STATED PROBLEM:
Records follow. Pull out every line that contains "defective".

DATA TO PROCESS:
"""
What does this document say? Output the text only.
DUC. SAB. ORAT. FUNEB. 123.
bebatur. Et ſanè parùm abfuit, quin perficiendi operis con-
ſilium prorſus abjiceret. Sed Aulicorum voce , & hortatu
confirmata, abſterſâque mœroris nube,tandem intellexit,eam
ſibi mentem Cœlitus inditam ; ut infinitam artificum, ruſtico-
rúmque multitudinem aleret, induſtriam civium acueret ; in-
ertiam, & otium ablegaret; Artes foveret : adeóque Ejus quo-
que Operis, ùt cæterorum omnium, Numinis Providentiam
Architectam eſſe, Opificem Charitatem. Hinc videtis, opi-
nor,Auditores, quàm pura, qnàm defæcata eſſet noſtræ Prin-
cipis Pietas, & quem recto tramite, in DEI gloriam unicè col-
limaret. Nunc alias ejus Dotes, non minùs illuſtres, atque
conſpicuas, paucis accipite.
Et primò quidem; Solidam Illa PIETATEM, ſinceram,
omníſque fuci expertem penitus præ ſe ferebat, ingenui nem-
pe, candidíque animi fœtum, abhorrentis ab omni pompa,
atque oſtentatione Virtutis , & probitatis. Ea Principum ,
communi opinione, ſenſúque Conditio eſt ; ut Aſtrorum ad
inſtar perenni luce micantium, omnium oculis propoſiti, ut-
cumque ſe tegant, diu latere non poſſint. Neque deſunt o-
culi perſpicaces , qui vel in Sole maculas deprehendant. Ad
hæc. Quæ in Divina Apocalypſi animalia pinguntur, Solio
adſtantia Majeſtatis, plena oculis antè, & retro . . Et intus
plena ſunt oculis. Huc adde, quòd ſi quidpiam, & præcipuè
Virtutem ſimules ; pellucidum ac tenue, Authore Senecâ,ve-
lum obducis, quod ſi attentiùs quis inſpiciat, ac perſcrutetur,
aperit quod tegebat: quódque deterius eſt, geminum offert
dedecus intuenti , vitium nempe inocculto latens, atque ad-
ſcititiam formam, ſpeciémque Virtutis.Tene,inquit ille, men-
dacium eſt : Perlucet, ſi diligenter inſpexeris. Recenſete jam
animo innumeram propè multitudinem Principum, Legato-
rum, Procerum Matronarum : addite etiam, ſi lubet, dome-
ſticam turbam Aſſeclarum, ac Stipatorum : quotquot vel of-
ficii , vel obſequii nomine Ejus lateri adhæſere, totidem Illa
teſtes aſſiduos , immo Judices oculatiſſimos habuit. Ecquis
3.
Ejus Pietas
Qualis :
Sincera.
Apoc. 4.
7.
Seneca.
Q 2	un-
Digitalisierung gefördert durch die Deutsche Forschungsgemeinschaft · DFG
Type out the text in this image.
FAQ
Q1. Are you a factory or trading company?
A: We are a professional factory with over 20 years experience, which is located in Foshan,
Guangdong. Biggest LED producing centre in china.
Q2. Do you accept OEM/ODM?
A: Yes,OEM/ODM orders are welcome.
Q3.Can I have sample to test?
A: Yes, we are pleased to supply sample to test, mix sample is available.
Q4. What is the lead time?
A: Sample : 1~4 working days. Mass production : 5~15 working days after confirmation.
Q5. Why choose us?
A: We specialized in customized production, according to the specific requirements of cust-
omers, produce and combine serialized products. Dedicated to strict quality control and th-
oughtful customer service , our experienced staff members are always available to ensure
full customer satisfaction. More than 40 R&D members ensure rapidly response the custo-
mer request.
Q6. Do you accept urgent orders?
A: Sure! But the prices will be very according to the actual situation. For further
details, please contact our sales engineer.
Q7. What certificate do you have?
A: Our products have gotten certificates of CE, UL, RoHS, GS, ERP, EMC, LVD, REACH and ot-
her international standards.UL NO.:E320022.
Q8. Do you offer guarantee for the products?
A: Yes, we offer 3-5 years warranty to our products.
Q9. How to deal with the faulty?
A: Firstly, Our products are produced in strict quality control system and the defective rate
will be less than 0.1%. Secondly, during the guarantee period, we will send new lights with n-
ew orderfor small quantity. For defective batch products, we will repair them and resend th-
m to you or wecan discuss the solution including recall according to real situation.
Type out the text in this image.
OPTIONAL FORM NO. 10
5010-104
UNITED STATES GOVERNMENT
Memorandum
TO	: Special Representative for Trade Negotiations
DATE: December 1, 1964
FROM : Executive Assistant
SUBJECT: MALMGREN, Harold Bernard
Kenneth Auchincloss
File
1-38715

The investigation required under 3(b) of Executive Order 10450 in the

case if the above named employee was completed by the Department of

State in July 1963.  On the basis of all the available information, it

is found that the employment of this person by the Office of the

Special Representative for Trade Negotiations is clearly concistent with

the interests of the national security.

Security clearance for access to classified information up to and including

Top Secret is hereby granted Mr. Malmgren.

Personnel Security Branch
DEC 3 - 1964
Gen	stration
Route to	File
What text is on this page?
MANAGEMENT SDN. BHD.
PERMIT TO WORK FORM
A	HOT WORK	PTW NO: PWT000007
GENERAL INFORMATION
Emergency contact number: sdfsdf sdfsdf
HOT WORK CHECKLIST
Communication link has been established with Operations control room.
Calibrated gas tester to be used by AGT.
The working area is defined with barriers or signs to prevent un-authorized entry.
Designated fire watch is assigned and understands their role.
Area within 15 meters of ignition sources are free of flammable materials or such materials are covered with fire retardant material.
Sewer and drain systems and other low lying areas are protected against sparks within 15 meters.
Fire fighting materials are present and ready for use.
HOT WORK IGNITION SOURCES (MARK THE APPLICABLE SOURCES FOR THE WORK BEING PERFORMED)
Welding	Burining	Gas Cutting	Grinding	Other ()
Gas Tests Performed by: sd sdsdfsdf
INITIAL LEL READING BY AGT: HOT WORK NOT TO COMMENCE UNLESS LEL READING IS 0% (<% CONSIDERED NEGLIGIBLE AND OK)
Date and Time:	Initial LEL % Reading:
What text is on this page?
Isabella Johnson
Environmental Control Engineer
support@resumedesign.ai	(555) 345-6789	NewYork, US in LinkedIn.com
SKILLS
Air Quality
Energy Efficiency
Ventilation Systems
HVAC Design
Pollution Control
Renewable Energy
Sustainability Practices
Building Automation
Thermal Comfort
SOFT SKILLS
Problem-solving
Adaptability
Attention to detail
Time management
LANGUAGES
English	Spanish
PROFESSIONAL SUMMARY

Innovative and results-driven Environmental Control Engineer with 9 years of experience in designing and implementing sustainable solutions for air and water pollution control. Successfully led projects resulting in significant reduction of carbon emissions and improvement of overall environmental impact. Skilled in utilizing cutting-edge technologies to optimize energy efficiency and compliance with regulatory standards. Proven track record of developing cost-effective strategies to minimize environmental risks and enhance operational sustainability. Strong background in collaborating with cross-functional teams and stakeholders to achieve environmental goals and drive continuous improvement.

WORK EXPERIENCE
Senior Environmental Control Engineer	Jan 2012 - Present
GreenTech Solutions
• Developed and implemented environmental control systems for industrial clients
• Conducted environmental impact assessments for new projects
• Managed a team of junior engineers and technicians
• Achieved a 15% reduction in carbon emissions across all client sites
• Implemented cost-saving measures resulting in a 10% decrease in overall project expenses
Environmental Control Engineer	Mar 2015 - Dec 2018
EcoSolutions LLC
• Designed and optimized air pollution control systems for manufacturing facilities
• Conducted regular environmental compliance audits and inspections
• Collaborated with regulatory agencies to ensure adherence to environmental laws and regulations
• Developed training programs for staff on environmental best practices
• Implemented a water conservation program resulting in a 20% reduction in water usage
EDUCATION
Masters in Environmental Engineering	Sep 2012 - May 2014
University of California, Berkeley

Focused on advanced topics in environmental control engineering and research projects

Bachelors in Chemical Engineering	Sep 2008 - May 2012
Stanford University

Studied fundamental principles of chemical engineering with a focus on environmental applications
"""
ANSWER FOR THIS EXERCISE:
A: Firstly, Our products are produced in strict quality control system and the defective rate
ew orderfor small quantity. For defective batch products, we will repair them and resend th-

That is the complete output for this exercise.